WORK TO DO:
Each line that holds the word "このグループは" counts once; report the total and nothing else.

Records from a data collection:
+++++

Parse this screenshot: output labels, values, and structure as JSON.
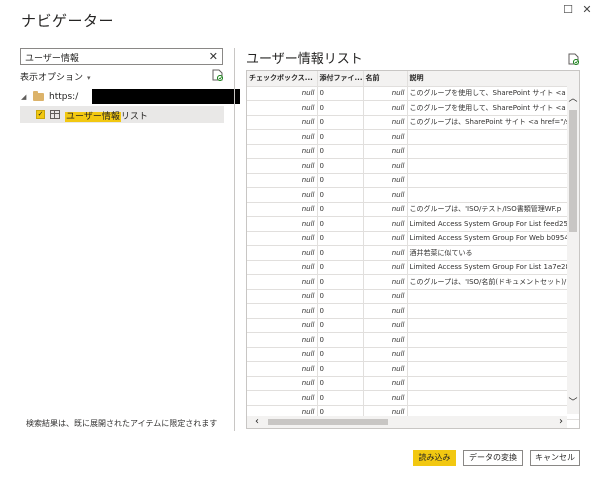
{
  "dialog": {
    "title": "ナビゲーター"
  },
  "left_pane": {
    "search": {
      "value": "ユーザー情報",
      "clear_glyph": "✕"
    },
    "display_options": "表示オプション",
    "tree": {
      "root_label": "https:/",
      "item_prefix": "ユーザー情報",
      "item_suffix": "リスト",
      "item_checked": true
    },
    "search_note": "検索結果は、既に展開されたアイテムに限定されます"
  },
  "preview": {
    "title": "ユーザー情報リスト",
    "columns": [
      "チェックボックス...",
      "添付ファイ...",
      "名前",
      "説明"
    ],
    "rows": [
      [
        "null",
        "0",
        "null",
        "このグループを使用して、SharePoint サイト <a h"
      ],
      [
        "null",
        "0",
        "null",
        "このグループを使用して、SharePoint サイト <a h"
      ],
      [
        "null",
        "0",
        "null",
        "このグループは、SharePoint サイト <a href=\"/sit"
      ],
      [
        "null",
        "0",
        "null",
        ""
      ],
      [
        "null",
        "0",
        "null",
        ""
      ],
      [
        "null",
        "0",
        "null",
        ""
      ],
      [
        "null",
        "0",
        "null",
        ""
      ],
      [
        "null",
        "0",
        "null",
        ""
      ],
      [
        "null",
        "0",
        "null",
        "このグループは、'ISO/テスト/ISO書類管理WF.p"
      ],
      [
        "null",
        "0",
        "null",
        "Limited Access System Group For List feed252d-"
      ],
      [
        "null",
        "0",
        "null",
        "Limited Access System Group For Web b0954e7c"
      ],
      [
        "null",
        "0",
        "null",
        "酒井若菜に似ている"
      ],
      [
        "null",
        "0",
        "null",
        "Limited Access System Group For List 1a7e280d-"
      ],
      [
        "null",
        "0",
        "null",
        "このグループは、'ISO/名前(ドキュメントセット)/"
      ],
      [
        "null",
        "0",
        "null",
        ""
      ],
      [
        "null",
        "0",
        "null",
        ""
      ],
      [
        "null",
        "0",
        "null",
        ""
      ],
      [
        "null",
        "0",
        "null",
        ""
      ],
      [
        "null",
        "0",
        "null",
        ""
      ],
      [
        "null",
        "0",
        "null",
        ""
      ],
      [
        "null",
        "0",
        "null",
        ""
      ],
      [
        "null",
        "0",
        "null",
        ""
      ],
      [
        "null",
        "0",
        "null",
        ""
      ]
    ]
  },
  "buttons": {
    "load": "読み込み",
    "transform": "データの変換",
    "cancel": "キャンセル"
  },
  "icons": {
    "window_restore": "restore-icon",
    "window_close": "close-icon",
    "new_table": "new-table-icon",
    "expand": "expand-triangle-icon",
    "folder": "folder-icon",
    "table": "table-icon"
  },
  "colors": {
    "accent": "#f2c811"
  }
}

+++++

ANSWER FOR THIS EXERCISE:
3